-- Start of Data listing --

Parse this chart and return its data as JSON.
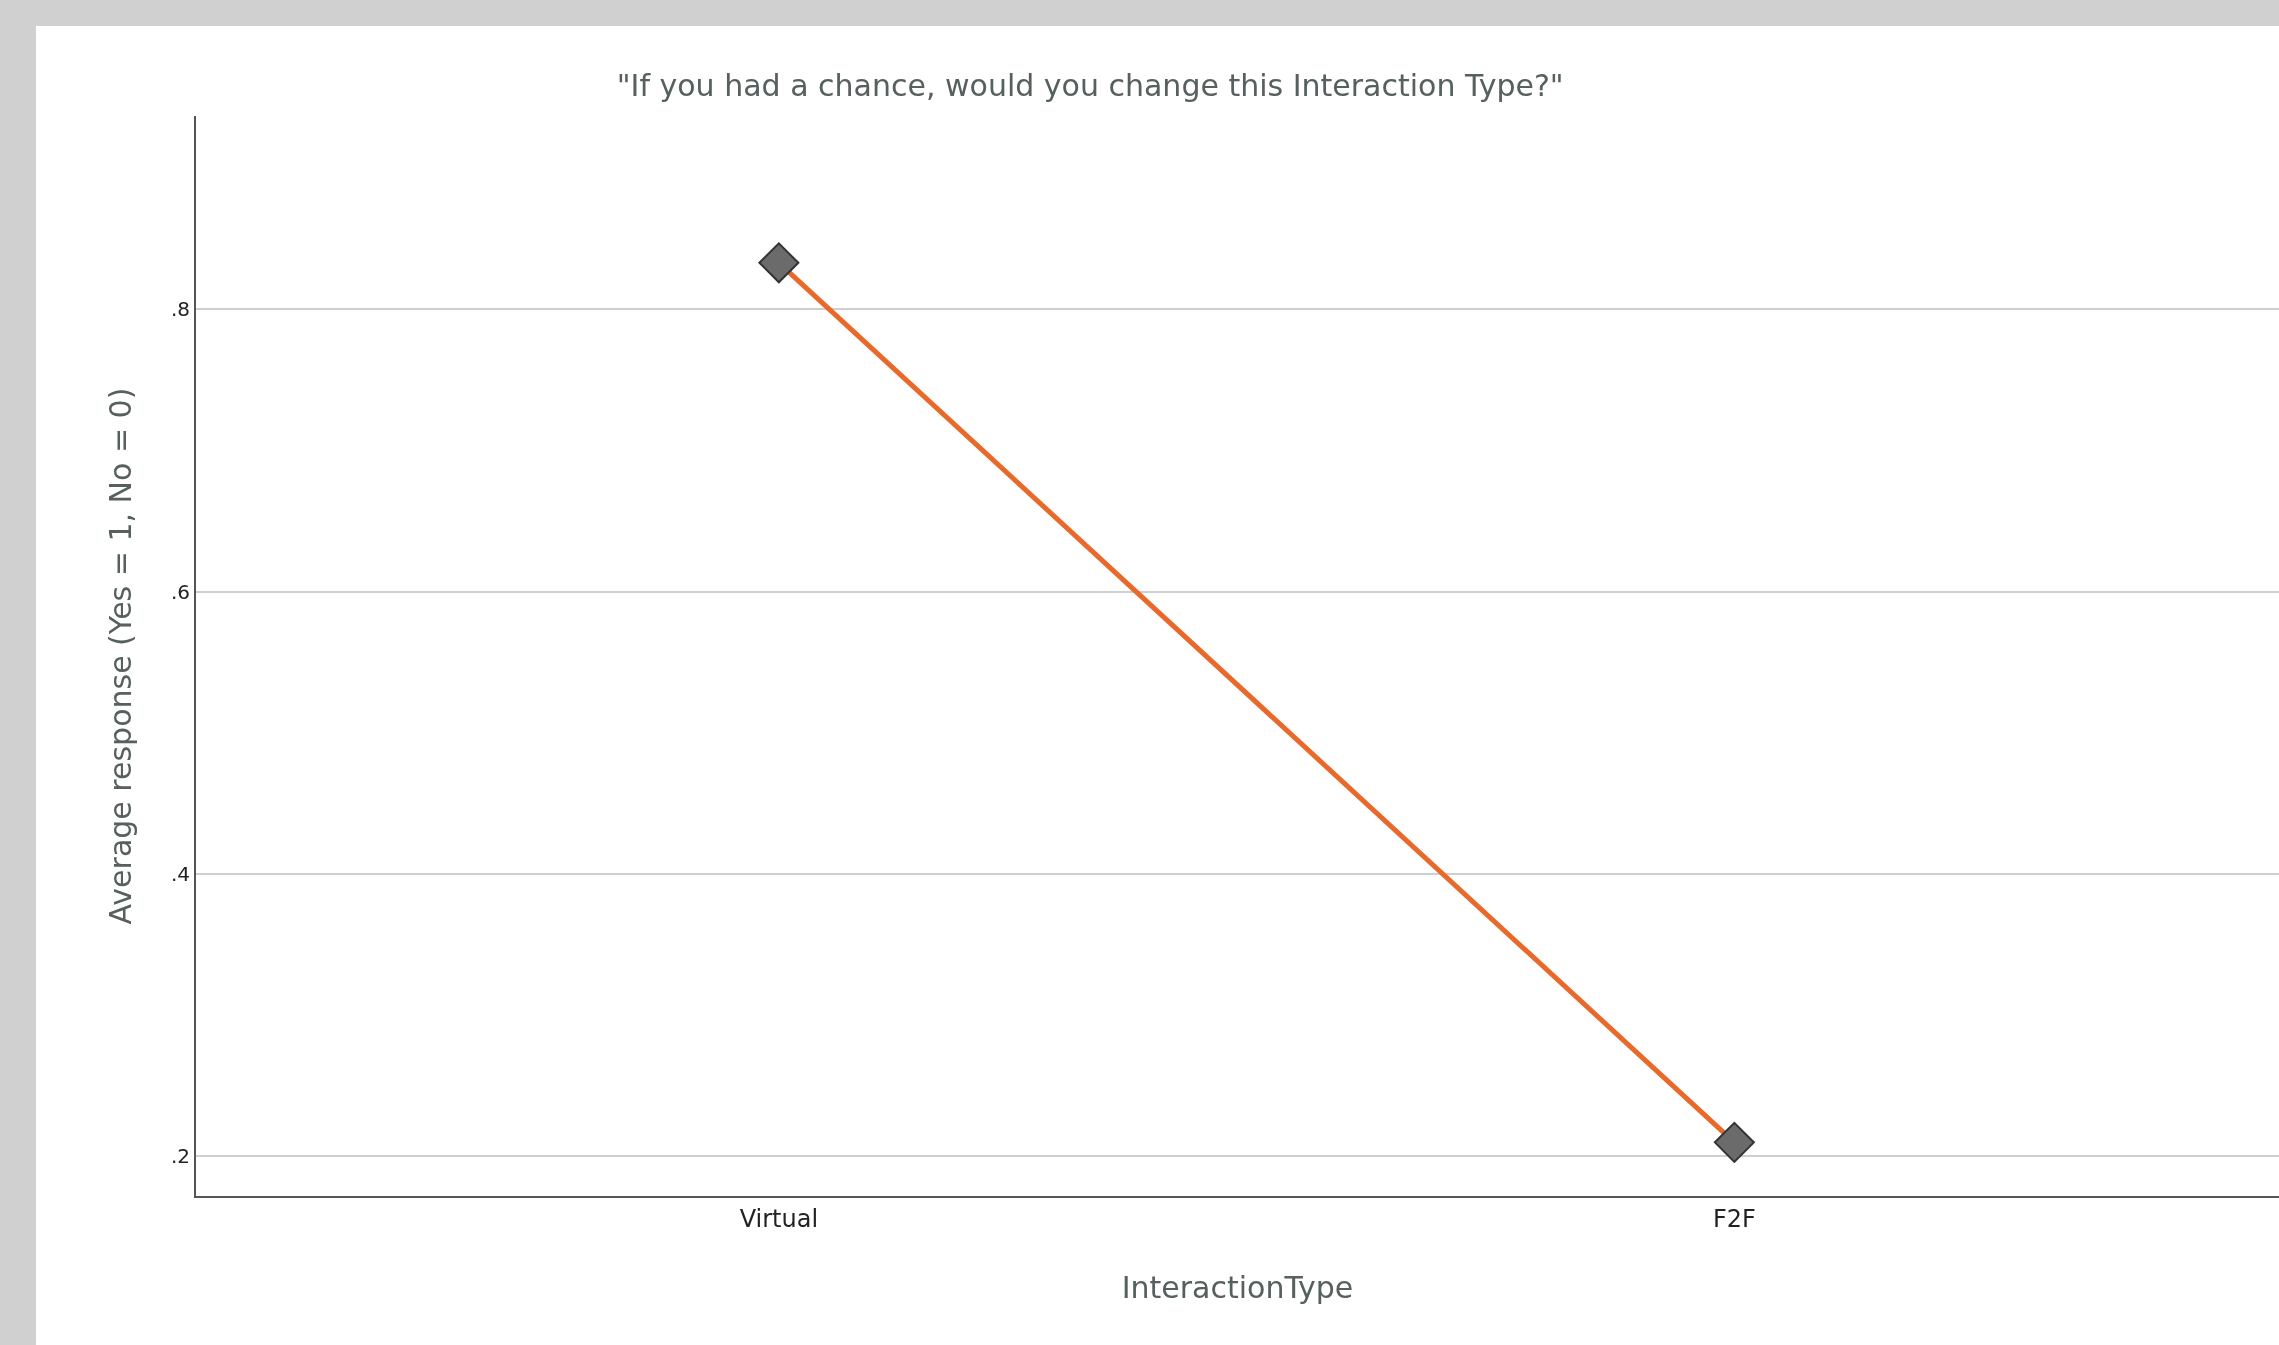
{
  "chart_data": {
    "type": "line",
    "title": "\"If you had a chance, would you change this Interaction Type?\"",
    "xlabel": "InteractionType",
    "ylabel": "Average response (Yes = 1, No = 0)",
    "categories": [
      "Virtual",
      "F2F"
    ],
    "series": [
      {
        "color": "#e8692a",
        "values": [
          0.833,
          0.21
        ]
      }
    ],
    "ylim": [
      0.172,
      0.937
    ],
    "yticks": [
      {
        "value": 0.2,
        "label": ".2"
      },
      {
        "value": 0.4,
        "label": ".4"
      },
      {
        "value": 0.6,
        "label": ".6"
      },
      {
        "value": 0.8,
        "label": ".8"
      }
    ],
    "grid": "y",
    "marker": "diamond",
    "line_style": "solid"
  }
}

-- End of Data listing --
-- Start of Data listing --

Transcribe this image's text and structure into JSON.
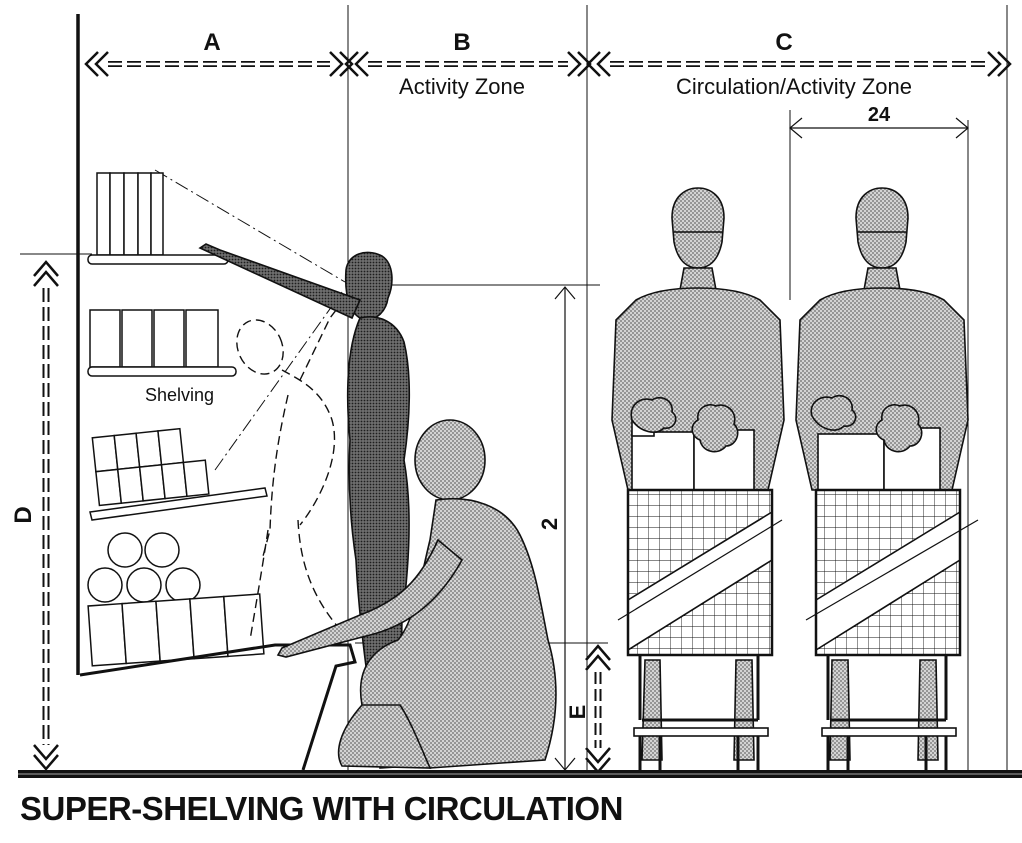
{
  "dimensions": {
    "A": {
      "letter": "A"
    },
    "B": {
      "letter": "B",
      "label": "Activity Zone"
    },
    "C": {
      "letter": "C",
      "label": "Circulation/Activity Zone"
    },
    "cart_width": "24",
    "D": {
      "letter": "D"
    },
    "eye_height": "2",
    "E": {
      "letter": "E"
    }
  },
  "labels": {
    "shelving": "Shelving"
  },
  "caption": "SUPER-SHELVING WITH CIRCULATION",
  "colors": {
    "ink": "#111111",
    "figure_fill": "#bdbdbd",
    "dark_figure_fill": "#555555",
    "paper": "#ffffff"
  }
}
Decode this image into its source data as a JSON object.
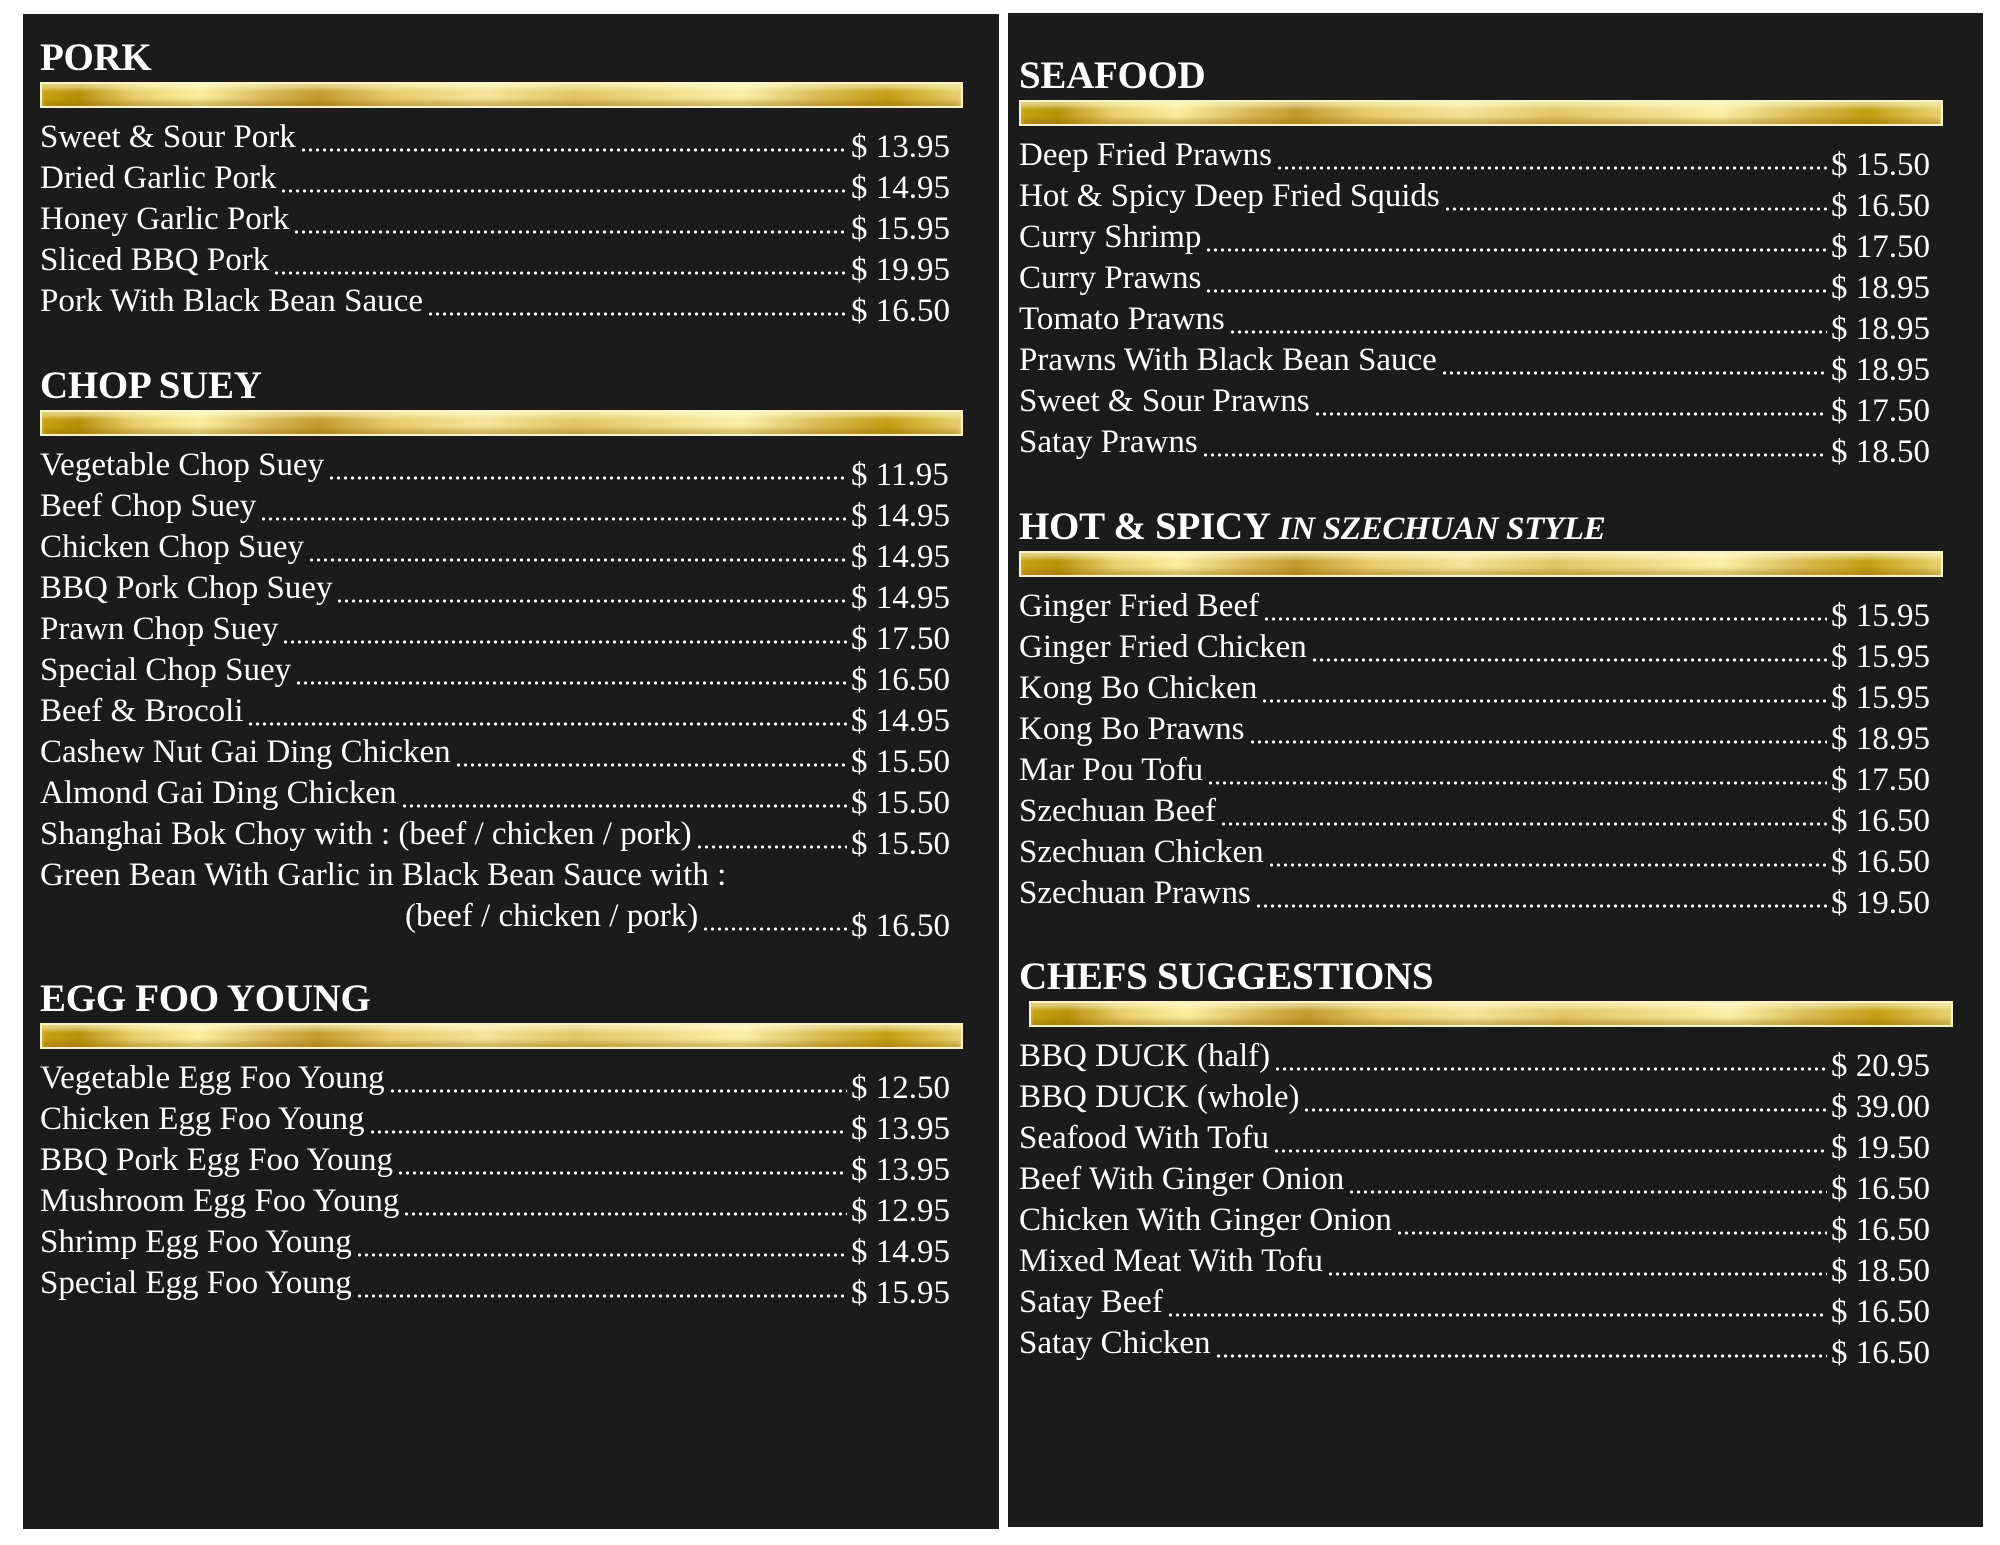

-- End of Data listing --

* Stated exercise: Using the entries above, transcribe every line from the line containing "Transcribe this image's" through the line containing "Decode this image". Do not copy pictures.

* Result:
Transcribe this image's text and structure into JSON.
{
  "dimensions": {
    "A": {
      "letter": "A"
    },
    "B": {
      "letter": "B",
      "label": "Activity Zone"
    },
    "C": {
      "letter": "C",
      "label": "Circulation/Activity Zone"
    },
    "cart_width": "24",
    "D": {
      "letter": "D"
    },
    "eye_height": "2",
    "E": {
      "letter": "E"
    }
  },
  "labels": {
    "shelving": "Shelving"
  },
  "caption": "SUPER-SHELVING WITH CIRCULATION",
  "colors": {
    "ink": "#111111",
    "figure_fill": "#bdbdbd",
    "dark_figure_fill": "#555555",
    "paper": "#ffffff"
  }
}
Decode this image into its source data as a JSON object.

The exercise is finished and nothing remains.